[Dataset items]
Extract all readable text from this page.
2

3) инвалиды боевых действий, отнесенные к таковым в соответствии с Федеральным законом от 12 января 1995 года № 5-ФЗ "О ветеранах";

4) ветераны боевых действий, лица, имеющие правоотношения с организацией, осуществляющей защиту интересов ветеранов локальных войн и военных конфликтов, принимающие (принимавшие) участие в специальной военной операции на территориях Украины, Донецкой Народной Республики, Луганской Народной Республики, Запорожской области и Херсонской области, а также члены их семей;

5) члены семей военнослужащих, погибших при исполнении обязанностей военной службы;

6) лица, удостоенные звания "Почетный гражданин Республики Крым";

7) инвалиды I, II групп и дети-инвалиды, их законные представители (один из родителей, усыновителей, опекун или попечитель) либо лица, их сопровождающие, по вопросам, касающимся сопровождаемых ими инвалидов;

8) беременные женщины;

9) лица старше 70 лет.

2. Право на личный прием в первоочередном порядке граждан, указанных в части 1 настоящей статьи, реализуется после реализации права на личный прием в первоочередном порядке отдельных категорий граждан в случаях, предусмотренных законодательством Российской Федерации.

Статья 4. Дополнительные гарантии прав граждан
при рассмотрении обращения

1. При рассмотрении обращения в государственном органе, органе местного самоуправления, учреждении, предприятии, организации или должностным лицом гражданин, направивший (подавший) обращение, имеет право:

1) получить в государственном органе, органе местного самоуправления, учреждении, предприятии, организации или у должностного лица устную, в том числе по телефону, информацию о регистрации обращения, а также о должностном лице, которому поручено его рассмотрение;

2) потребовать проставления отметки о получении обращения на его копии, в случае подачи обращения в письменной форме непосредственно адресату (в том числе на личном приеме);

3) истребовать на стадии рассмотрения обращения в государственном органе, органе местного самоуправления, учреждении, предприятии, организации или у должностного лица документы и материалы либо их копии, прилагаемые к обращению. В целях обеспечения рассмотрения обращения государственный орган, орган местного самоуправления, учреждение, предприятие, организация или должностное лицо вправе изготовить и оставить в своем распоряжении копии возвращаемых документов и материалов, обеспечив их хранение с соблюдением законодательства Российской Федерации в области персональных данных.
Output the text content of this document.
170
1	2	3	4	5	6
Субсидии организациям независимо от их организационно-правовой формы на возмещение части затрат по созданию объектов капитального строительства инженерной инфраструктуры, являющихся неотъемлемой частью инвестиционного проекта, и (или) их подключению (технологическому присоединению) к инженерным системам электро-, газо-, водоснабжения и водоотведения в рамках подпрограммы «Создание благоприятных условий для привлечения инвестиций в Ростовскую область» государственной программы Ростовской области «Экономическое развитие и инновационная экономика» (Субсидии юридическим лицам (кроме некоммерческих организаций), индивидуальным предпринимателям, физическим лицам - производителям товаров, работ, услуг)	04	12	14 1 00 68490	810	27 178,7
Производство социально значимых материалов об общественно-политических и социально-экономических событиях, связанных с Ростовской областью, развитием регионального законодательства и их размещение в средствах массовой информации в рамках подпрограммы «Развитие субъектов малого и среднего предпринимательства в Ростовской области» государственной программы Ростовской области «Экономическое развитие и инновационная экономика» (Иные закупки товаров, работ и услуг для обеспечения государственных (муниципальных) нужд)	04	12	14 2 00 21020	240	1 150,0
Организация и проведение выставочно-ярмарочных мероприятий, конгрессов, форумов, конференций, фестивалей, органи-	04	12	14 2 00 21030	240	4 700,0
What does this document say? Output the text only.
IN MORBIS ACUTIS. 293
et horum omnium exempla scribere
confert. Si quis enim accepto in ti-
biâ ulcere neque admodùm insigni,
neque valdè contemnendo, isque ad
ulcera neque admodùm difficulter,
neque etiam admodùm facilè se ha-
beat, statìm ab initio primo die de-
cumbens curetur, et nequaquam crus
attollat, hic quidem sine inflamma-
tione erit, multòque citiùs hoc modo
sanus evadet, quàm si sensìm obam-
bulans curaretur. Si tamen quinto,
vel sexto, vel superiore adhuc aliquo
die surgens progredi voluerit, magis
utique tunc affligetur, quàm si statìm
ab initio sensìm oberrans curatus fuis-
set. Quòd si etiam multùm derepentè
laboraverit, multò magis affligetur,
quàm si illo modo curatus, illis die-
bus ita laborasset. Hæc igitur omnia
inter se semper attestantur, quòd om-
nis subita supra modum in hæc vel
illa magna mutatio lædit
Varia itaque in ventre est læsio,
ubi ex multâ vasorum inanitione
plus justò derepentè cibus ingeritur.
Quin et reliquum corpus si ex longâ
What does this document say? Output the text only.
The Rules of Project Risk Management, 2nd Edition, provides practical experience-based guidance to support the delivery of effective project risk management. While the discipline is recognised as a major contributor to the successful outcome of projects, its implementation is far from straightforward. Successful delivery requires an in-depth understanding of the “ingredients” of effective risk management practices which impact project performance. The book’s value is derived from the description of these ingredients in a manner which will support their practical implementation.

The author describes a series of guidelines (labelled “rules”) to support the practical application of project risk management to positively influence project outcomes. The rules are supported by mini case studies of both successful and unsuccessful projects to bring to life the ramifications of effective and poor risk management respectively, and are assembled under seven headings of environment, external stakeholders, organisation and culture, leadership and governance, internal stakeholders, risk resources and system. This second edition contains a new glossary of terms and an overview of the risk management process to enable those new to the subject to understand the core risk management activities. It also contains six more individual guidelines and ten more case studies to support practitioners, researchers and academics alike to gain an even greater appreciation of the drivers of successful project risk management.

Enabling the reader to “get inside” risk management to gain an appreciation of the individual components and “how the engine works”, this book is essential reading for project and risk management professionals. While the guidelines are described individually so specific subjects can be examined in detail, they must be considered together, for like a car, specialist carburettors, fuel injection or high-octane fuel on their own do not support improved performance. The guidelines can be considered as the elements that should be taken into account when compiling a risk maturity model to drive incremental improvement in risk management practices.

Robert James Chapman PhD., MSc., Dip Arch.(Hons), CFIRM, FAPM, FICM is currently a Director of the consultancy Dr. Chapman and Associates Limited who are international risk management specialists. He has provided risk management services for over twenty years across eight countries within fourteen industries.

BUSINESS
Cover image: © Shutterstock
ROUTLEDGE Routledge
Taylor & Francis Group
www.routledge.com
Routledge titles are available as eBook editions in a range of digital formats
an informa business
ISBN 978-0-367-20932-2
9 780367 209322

*SHORT TASK*.
Make a verbatim copy of every entry shown above.

*SOLVED PROBLEM*.
Extract all readable text from this page.
2

3) инвалиды боевых действий, отнесенные к таковым в соответствии с Федеральным законом от 12 января 1995 года № 5-ФЗ "О ветеранах";

4) ветераны боевых действий, лица, имеющие правоотношения с организацией, осуществляющей защиту интересов ветеранов локальных войн и военных конфликтов, принимающие (принимавшие) участие в специальной военной операции на территориях Украины, Донецкой Народной Республики, Луганской Народной Республики, Запорожской области и Херсонской области, а также члены их семей;

5) члены семей военнослужащих, погибших при исполнении обязанностей военной службы;

6) лица, удостоенные звания "Почетный гражданин Республики Крым";

7) инвалиды I, II групп и дети-инвалиды, их законные представители (один из родителей, усыновителей, опекун или попечитель) либо лица, их сопровождающие, по вопросам, касающимся сопровождаемых ими инвалидов;

8) беременные женщины;

9) лица старше 70 лет.

2. Право на личный прием в первоочередном порядке граждан, указанных в части 1 настоящей статьи, реализуется после реализации права на личный прием в первоочередном порядке отдельных категорий граждан в случаях, предусмотренных законодательством Российской Федерации.

Статья 4. Дополнительные гарантии прав граждан
при рассмотрении обращения

1. При рассмотрении обращения в государственном органе, органе местного самоуправления, учреждении, предприятии, организации или должностным лицом гражданин, направивший (подавший) обращение, имеет право:

1) получить в государственном органе, органе местного самоуправления, учреждении, предприятии, организации или у должностного лица устную, в том числе по телефону, информацию о регистрации обращения, а также о должностном лице, которому поручено его рассмотрение;

2) потребовать проставления отметки о получении обращения на его копии, в случае подачи обращения в письменной форме непосредственно адресату (в том числе на личном приеме);

3) истребовать на стадии рассмотрения обращения в государственном органе, органе местного самоуправления, учреждении, предприятии, организации или у должностного лица документы и материалы либо их копии, прилагаемые к обращению. В целях обеспечения рассмотрения обращения государственный орган, орган местного самоуправления, учреждение, предприятие, организация или должностное лицо вправе изготовить и оставить в своем распоряжении копии возвращаемых документов и материалов, обеспечив их хранение с соблюдением законодательства Российской Федерации в области персональных данных.
Output the text content of this document.
170
1	2	3	4	5	6
Субсидии организациям независимо от их организационно-правовой формы на возмещение части затрат по созданию объектов капитального строительства инженерной инфраструктуры, являющихся неотъемлемой частью инвестиционного проекта, и (или) их подключению (технологическому присоединению) к инженерным системам электро-, газо-, водоснабжения и водоотведения в рамках подпрограммы «Создание благоприятных условий для привлечения инвестиций в Ростовскую область» государственной программы Ростовской области «Экономическое развитие и инновационная экономика» (Субсидии юридическим лицам (кроме некоммерческих организаций), индивидуальным предпринимателям, физическим лицам - производителям товаров, работ, услуг)	04	12	14 1 00 68490	810	27 178,7
Производство социально значимых материалов об общественно-политических и социально-экономических событиях, связанных с Ростовской областью, развитием регионального законодательства и их размещение в средствах массовой информации в рамках подпрограммы «Развитие субъектов малого и среднего предпринимательства в Ростовской области» государственной программы Ростовской области «Экономическое развитие и инновационная экономика» (Иные закупки товаров, работ и услуг для обеспечения государственных (муниципальных) нужд)	04	12	14 2 00 21020	240	1 150,0
Организация и проведение выставочно-ярмарочных мероприятий, конгрессов, форумов, конференций, фестивалей, органи-	04	12	14 2 00 21030	240	4 700,0
What does this document say? Output the text only.
IN MORBIS ACUTIS. 293
et horum omnium exempla scribere
confert. Si quis enim accepto in ti-
biâ ulcere neque admodùm insigni,
neque valdè contemnendo, isque ad
ulcera neque admodùm difficulter,
neque etiam admodùm facilè se ha-
beat, statìm ab initio primo die de-
cumbens curetur, et nequaquam crus
attollat, hic quidem sine inflamma-
tione erit, multòque citiùs hoc modo
sanus evadet, quàm si sensìm obam-
bulans curaretur. Si tamen quinto,
vel sexto, vel superiore adhuc aliquo
die surgens progredi voluerit, magis
utique tunc affligetur, quàm si statìm
ab initio sensìm oberrans curatus fuis-
set. Quòd si etiam multùm derepentè
laboraverit, multò magis affligetur,
quàm si illo modo curatus, illis die-
bus ita laborasset. Hæc igitur omnia
inter se semper attestantur, quòd om-
nis subita supra modum in hæc vel
illa magna mutatio lædit
Varia itaque in ventre est læsio,
ubi ex multâ vasorum inanitione
plus justò derepentè cibus ingeritur.
Quin et reliquum corpus si ex longâ
What does this document say? Output the text only.
The Rules of Project Risk Management, 2nd Edition, provides practical experience-based guidance to support the delivery of effective project risk management. While the discipline is recognised as a major contributor to the successful outcome of projects, its implementation is far from straightforward. Successful delivery requires an in-depth understanding of the “ingredients” of effective risk management practices which impact project performance. The book’s value is derived from the description of these ingredients in a manner which will support their practical implementation.

The author describes a series of guidelines (labelled “rules”) to support the practical application of project risk management to positively influence project outcomes. The rules are supported by mini case studies of both successful and unsuccessful projects to bring to life the ramifications of effective and poor risk management respectively, and are assembled under seven headings of environment, external stakeholders, organisation and culture, leadership and governance, internal stakeholders, risk resources and system. This second edition contains a new glossary of terms and an overview of the risk management process to enable those new to the subject to understand the core risk management activities. It also contains six more individual guidelines and ten more case studies to support practitioners, researchers and academics alike to gain an even greater appreciation of the drivers of successful project risk management.

Enabling the reader to “get inside” risk management to gain an appreciation of the individual components and “how the engine works”, this book is essential reading for project and risk management professionals. While the guidelines are described individually so specific subjects can be examined in detail, they must be considered together, for like a car, specialist carburettors, fuel injection or high-octane fuel on their own do not support improved performance. The guidelines can be considered as the elements that should be taken into account when compiling a risk maturity model to drive incremental improvement in risk management practices.

Robert James Chapman PhD., MSc., Dip Arch.(Hons), CFIRM, FAPM, FICM is currently a Director of the consultancy Dr. Chapman and Associates Limited who are international risk management specialists. He has provided risk management services for over twenty years across eight countries within fourteen industries.

BUSINESS
Cover image: © Shutterstock
ROUTLEDGE Routledge
Taylor & Francis Group
www.routledge.com
Routledge titles are available as eBook editions in a range of digital formats
an informa business
ISBN 978-0-367-20932-2
9 780367 209322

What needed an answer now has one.